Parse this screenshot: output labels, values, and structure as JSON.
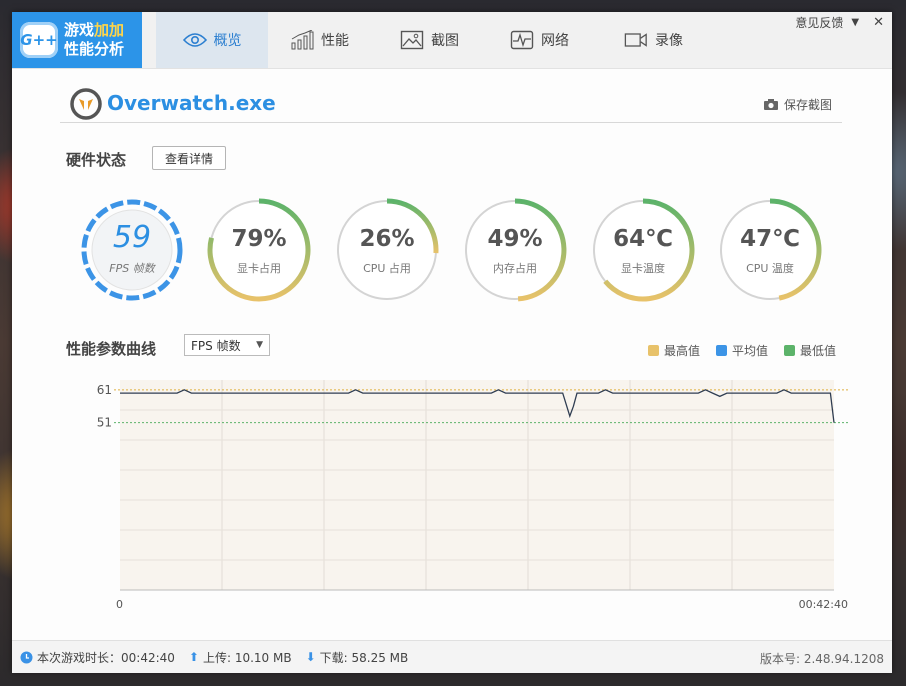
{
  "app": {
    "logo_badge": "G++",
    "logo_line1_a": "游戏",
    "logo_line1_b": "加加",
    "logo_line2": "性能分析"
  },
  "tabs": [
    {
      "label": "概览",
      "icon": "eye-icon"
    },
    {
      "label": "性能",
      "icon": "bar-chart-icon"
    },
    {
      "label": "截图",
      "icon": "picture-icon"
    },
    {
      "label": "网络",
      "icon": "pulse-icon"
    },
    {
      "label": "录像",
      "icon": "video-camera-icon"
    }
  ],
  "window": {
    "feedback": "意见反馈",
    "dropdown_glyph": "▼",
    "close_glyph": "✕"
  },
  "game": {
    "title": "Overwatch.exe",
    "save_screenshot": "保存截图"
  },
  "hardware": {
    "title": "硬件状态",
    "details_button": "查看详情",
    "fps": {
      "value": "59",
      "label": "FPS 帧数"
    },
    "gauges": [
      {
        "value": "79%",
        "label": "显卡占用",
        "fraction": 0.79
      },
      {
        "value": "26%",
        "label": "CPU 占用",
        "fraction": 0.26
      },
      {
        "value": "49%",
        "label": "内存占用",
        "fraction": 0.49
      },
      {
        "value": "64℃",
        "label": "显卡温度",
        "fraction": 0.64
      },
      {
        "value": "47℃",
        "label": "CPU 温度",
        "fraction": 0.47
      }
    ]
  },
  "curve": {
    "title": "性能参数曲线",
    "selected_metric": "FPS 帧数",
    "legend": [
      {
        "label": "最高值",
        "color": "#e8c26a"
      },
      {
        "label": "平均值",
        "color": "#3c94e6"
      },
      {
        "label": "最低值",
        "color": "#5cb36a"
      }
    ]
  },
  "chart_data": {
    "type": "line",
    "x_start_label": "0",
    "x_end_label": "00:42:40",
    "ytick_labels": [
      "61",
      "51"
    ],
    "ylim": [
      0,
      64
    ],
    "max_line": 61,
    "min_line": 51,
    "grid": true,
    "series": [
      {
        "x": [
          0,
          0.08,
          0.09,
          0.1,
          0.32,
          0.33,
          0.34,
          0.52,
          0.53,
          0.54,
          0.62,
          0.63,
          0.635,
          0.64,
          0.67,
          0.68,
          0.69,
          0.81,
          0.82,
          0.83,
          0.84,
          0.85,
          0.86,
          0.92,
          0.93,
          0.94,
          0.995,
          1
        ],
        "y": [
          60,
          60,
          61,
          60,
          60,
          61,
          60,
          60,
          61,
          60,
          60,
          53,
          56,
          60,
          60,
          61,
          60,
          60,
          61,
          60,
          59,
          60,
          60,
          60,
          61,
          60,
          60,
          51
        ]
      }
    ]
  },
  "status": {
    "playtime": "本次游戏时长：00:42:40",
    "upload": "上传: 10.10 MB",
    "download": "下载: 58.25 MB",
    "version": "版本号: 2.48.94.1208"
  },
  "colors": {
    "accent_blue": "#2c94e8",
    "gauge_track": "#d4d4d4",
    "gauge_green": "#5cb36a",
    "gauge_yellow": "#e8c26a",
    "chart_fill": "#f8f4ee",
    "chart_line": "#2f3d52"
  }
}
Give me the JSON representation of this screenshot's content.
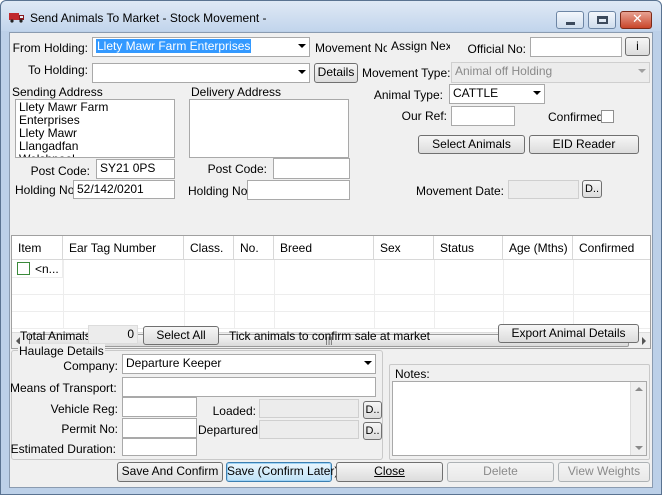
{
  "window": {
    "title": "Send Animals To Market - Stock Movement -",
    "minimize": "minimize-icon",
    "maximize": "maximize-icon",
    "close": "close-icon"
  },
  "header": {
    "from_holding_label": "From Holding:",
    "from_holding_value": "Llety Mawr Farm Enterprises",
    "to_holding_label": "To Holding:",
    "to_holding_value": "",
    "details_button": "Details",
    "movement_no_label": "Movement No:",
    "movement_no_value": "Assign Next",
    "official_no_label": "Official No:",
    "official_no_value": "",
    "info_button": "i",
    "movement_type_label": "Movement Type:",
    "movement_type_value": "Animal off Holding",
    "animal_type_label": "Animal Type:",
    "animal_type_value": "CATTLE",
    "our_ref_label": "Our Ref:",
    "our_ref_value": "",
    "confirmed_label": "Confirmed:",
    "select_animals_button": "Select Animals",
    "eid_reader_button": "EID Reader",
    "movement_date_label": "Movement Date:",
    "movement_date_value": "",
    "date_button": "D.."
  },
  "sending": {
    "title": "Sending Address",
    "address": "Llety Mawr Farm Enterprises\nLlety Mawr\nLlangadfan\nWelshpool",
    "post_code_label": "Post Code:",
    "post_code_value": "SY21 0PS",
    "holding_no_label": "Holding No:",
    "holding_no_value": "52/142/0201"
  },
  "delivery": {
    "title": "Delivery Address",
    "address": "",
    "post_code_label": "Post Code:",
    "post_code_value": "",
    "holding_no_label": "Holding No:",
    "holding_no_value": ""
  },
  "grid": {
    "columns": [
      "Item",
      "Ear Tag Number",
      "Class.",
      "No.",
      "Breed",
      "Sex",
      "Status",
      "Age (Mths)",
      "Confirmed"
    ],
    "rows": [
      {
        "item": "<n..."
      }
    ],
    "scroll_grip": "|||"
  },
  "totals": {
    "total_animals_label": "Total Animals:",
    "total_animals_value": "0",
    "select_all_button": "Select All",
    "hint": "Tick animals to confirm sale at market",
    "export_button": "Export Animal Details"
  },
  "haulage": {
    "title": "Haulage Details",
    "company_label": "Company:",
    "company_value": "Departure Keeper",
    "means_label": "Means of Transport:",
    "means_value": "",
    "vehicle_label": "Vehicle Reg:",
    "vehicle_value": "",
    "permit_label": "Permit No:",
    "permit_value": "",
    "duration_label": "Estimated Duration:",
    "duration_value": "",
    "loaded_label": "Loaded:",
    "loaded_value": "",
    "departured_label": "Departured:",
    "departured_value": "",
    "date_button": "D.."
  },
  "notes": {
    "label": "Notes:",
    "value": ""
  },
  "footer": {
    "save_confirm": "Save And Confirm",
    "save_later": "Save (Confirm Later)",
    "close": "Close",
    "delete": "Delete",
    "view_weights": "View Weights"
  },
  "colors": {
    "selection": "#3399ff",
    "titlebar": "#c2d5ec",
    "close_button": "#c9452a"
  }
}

◆ ◆ ◆

Without the pictures, restate all of the entries above verbatim.

■ **The solution**:
Parse this screenshot: output labels, values, and structure as JSON.
{
  "app": {
    "logo_badge": "G++",
    "logo_line1_a": "游戏",
    "logo_line1_b": "加加",
    "logo_line2": "性能分析"
  },
  "tabs": [
    {
      "label": "概览",
      "icon": "eye-icon"
    },
    {
      "label": "性能",
      "icon": "bar-chart-icon"
    },
    {
      "label": "截图",
      "icon": "picture-icon"
    },
    {
      "label": "网络",
      "icon": "pulse-icon"
    },
    {
      "label": "录像",
      "icon": "video-camera-icon"
    }
  ],
  "window": {
    "feedback": "意见反馈",
    "dropdown_glyph": "▼",
    "close_glyph": "✕"
  },
  "game": {
    "title": "Overwatch.exe",
    "save_screenshot": "保存截图"
  },
  "hardware": {
    "title": "硬件状态",
    "details_button": "查看详情",
    "fps": {
      "value": "59",
      "label": "FPS 帧数"
    },
    "gauges": [
      {
        "value": "79%",
        "label": "显卡占用",
        "fraction": 0.79
      },
      {
        "value": "26%",
        "label": "CPU 占用",
        "fraction": 0.26
      },
      {
        "value": "49%",
        "label": "内存占用",
        "fraction": 0.49
      },
      {
        "value": "64℃",
        "label": "显卡温度",
        "fraction": 0.64
      },
      {
        "value": "47℃",
        "label": "CPU 温度",
        "fraction": 0.47
      }
    ]
  },
  "curve": {
    "title": "性能参数曲线",
    "selected_metric": "FPS 帧数",
    "legend": [
      {
        "label": "最高值",
        "color": "#e8c26a"
      },
      {
        "label": "平均值",
        "color": "#3c94e6"
      },
      {
        "label": "最低值",
        "color": "#5cb36a"
      }
    ]
  },
  "chart_data": {
    "type": "line",
    "x_start_label": "0",
    "x_end_label": "00:42:40",
    "ytick_labels": [
      "61",
      "51"
    ],
    "ylim": [
      0,
      64
    ],
    "max_line": 61,
    "min_line": 51,
    "grid": true,
    "series": [
      {
        "x": [
          0,
          0.08,
          0.09,
          0.1,
          0.32,
          0.33,
          0.34,
          0.52,
          0.53,
          0.54,
          0.62,
          0.63,
          0.635,
          0.64,
          0.67,
          0.68,
          0.69,
          0.81,
          0.82,
          0.83,
          0.84,
          0.85,
          0.86,
          0.92,
          0.93,
          0.94,
          0.995,
          1
        ],
        "y": [
          60,
          60,
          61,
          60,
          60,
          61,
          60,
          60,
          61,
          60,
          60,
          53,
          56,
          60,
          60,
          61,
          60,
          60,
          61,
          60,
          59,
          60,
          60,
          60,
          61,
          60,
          60,
          51
        ]
      }
    ]
  },
  "status": {
    "playtime": "本次游戏时长：00:42:40",
    "upload": "上传: 10.10 MB",
    "download": "下载: 58.25 MB",
    "version": "版本号: 2.48.94.1208"
  },
  "colors": {
    "accent_blue": "#2c94e8",
    "gauge_track": "#d4d4d4",
    "gauge_green": "#5cb36a",
    "gauge_yellow": "#e8c26a",
    "chart_fill": "#f8f4ee",
    "chart_line": "#2f3d52"
  }
}
Give me the JSON representation of this screenshot's content.
{
  "window": {
    "title": "Send Animals To Market - Stock Movement -",
    "minimize": "minimize-icon",
    "maximize": "maximize-icon",
    "close": "close-icon"
  },
  "header": {
    "from_holding_label": "From Holding:",
    "from_holding_value": "Llety Mawr Farm Enterprises",
    "to_holding_label": "To Holding:",
    "to_holding_value": "",
    "details_button": "Details",
    "movement_no_label": "Movement No:",
    "movement_no_value": "Assign Next",
    "official_no_label": "Official No:",
    "official_no_value": "",
    "info_button": "i",
    "movement_type_label": "Movement Type:",
    "movement_type_value": "Animal off Holding",
    "animal_type_label": "Animal Type:",
    "animal_type_value": "CATTLE",
    "our_ref_label": "Our Ref:",
    "our_ref_value": "",
    "confirmed_label": "Confirmed:",
    "select_animals_button": "Select Animals",
    "eid_reader_button": "EID Reader",
    "movement_date_label": "Movement Date:",
    "movement_date_value": "",
    "date_button": "D.."
  },
  "sending": {
    "title": "Sending Address",
    "address": "Llety Mawr Farm Enterprises\nLlety Mawr\nLlangadfan\nWelshpool",
    "post_code_label": "Post Code:",
    "post_code_value": "SY21 0PS",
    "holding_no_label": "Holding No:",
    "holding_no_value": "52/142/0201"
  },
  "delivery": {
    "title": "Delivery Address",
    "address": "",
    "post_code_label": "Post Code:",
    "post_code_value": "",
    "holding_no_label": "Holding No:",
    "holding_no_value": ""
  },
  "grid": {
    "columns": [
      "Item",
      "Ear Tag Number",
      "Class.",
      "No.",
      "Breed",
      "Sex",
      "Status",
      "Age (Mths)",
      "Confirmed"
    ],
    "rows": [
      {
        "item": "<n..."
      }
    ],
    "scroll_grip": "|||"
  },
  "totals": {
    "total_animals_label": "Total Animals:",
    "total_animals_value": "0",
    "select_all_button": "Select All",
    "hint": "Tick animals to confirm sale at market",
    "export_button": "Export Animal Details"
  },
  "haulage": {
    "title": "Haulage Details",
    "company_label": "Company:",
    "company_value": "Departure Keeper",
    "means_label": "Means of Transport:",
    "means_value": "",
    "vehicle_label": "Vehicle Reg:",
    "vehicle_value": "",
    "permit_label": "Permit No:",
    "permit_value": "",
    "duration_label": "Estimated Duration:",
    "duration_value": "",
    "loaded_label": "Loaded:",
    "loaded_value": "",
    "departured_label": "Departured:",
    "departured_value": "",
    "date_button": "D.."
  },
  "notes": {
    "label": "Notes:",
    "value": ""
  },
  "footer": {
    "save_confirm": "Save And Confirm",
    "save_later": "Save (Confirm Later)",
    "close": "Close",
    "delete": "Delete",
    "view_weights": "View Weights"
  },
  "colors": {
    "selection": "#3399ff",
    "titlebar": "#c2d5ec",
    "close_button": "#c9452a"
  }
}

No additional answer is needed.